[Begin DATA RECORDS]

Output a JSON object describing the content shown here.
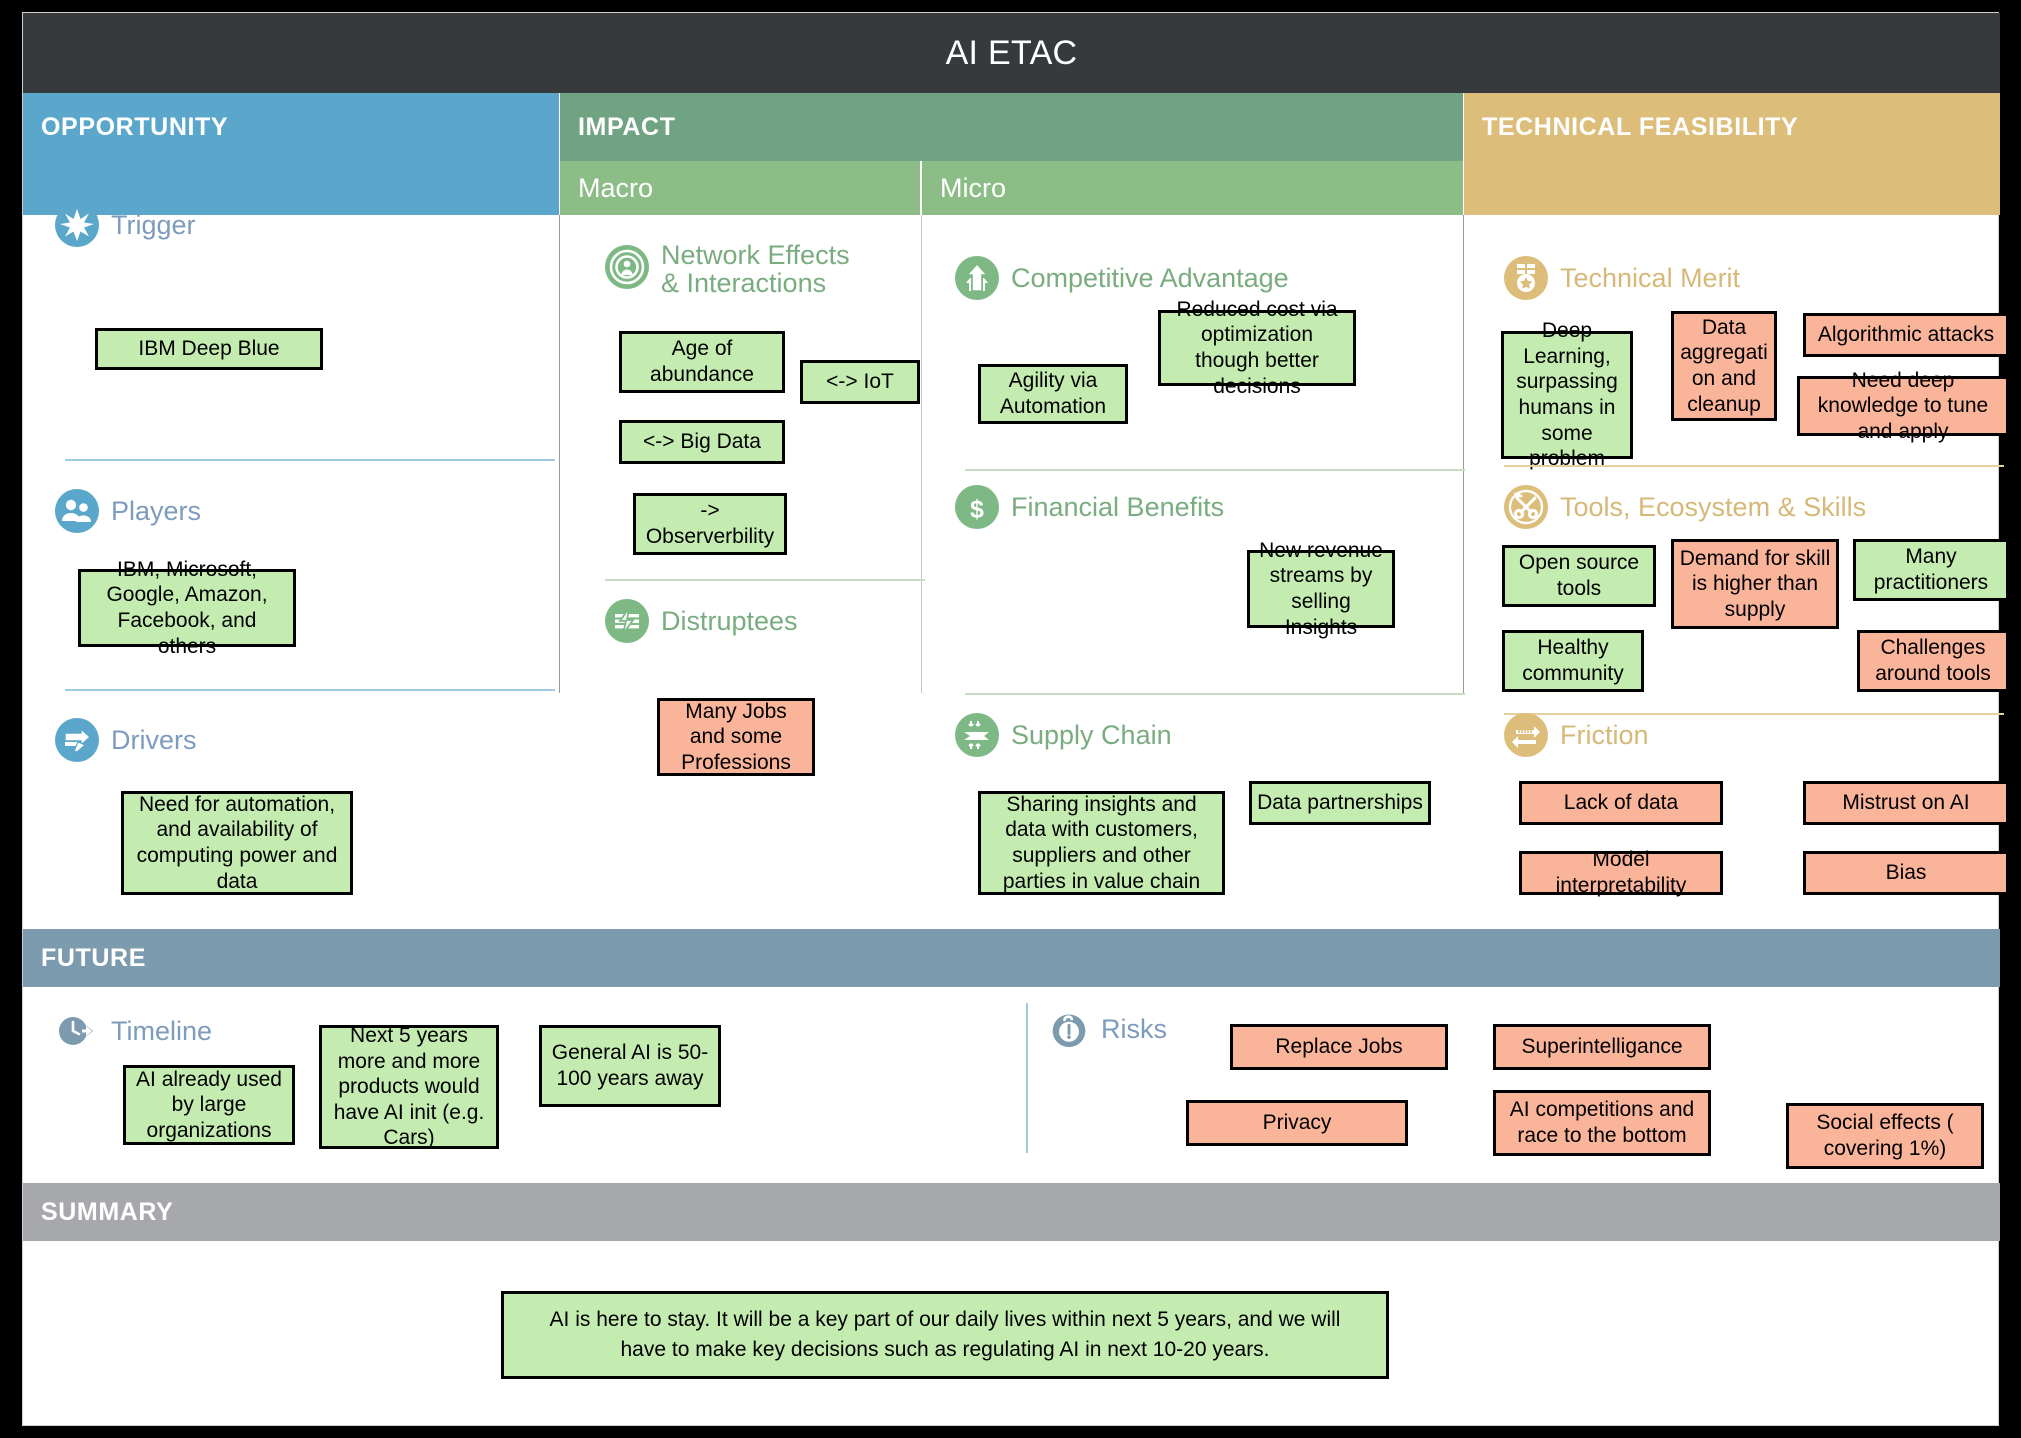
{
  "title": "AI ETAC",
  "colors": {
    "titlebar": "#373a3c",
    "opportunity": "#5ba7cc",
    "impact": "#6fa382",
    "impact_sub": "#8cbd86",
    "technical": "#dcbd79",
    "future": "#7d9bae",
    "summary": "#a6a8ab",
    "green_note": "#c5ecb0",
    "red_note": "#f9b49a"
  },
  "columns": {
    "opportunity": {
      "label": "OPPORTUNITY"
    },
    "impact": {
      "label": "IMPACT",
      "sub_macro": "Macro",
      "sub_micro": "Micro"
    },
    "technical": {
      "label": "TECHNICAL FEASIBILITY"
    }
  },
  "opportunity_sections": [
    {
      "icon": "star-burst-icon",
      "title": "Trigger",
      "notes": [
        {
          "text": "IBM Deep Blue",
          "tone": "green"
        }
      ]
    },
    {
      "icon": "people-group-icon",
      "title": "Players",
      "notes": [
        {
          "text": "IBM, Microsoft, Google, Amazon, Facebook, and others",
          "tone": "green"
        }
      ]
    },
    {
      "icon": "arrow-pen-icon",
      "title": "Drivers",
      "notes": [
        {
          "text": "Need for automation, and availability of computing power and data",
          "tone": "green"
        }
      ]
    }
  ],
  "macro_sections": [
    {
      "icon": "network-target-icon",
      "title": "Network Effects\n& Interactions",
      "notes": [
        {
          "text": "Age of abundance",
          "tone": "green"
        },
        {
          "text": "<-> IoT",
          "tone": "green"
        },
        {
          "text": "<-> Big Data",
          "tone": "green"
        },
        {
          "text": "-> Observerbility",
          "tone": "green"
        }
      ]
    },
    {
      "icon": "disruption-bolt-icon",
      "title": "Distruptees",
      "notes": [
        {
          "text": "Many Jobs and some Professions",
          "tone": "red"
        }
      ]
    }
  ],
  "micro_sections": [
    {
      "icon": "up-arrow-icon",
      "title": "Competitive Advantage",
      "notes": [
        {
          "text": "Agility via Automation",
          "tone": "green"
        },
        {
          "text": "Reduced cost via optimization though better decisions",
          "tone": "green"
        }
      ]
    },
    {
      "icon": "dollar-icon",
      "title": "Financial Benefits",
      "notes": [
        {
          "text": "New revenue streams by selling Insights",
          "tone": "green"
        }
      ]
    },
    {
      "icon": "supply-chain-icon",
      "title": "Supply Chain",
      "notes": [
        {
          "text": "Sharing insights and data with customers, suppliers and other parties in value chain",
          "tone": "green"
        },
        {
          "text": "Data partnerships",
          "tone": "green"
        }
      ]
    }
  ],
  "technical_sections": [
    {
      "icon": "medal-icon",
      "title": "Technical Merit",
      "notes": [
        {
          "text": "Deep Learning, surpassing humans in some problem",
          "tone": "green"
        },
        {
          "text": "Data aggregati on and cleanup",
          "tone": "red"
        },
        {
          "text": "Algorithmic attacks",
          "tone": "red"
        },
        {
          "text": "Need deep knowledge to tune and apply",
          "tone": "red"
        }
      ]
    },
    {
      "icon": "tools-icon",
      "title": "Tools, Ecosystem & Skills",
      "notes": [
        {
          "text": "Open source tools",
          "tone": "green"
        },
        {
          "text": "Demand for skill is higher than supply",
          "tone": "red"
        },
        {
          "text": "Many practitioners",
          "tone": "green"
        },
        {
          "text": "Healthy community",
          "tone": "green"
        },
        {
          "text": "Challenges around tools",
          "tone": "red"
        }
      ]
    },
    {
      "icon": "friction-icon",
      "title": "Friction",
      "notes": [
        {
          "text": "Lack of data",
          "tone": "red"
        },
        {
          "text": "Mistrust on AI",
          "tone": "red"
        },
        {
          "text": "Model interpretability",
          "tone": "red"
        },
        {
          "text": "Bias",
          "tone": "red"
        }
      ]
    }
  ],
  "future": {
    "label": "FUTURE",
    "timeline": {
      "icon": "clock-arrow-icon",
      "title": "Timeline",
      "notes": [
        {
          "text": "AI already used by large organizations",
          "tone": "green"
        },
        {
          "text": "Next 5 years more and more products would have AI init (e.g. Cars)",
          "tone": "green"
        },
        {
          "text": "General AI is 50-100 years away",
          "tone": "green"
        }
      ]
    },
    "risks": {
      "icon": "risk-alert-icon",
      "title": "Risks",
      "notes": [
        {
          "text": "Replace Jobs",
          "tone": "red"
        },
        {
          "text": "Superintelligance",
          "tone": "red"
        },
        {
          "text": "Privacy",
          "tone": "red"
        },
        {
          "text": "AI competitions and race to the bottom",
          "tone": "red"
        },
        {
          "text": "Social effects ( covering 1%)",
          "tone": "red"
        }
      ]
    }
  },
  "summary": {
    "label": "SUMMARY",
    "text": "AI is here to stay. It will be a key part of our daily lives within next 5 years, and we will have to make key decisions such as regulating AI in next 10-20 years."
  }
}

[End DATA RECORDS]

* [WHAT YOU SHOULD DO]: The answer should be a single number: the count of lines in the data that include the string "label".

* [RESULT FOR THIS EXERCISE]: 5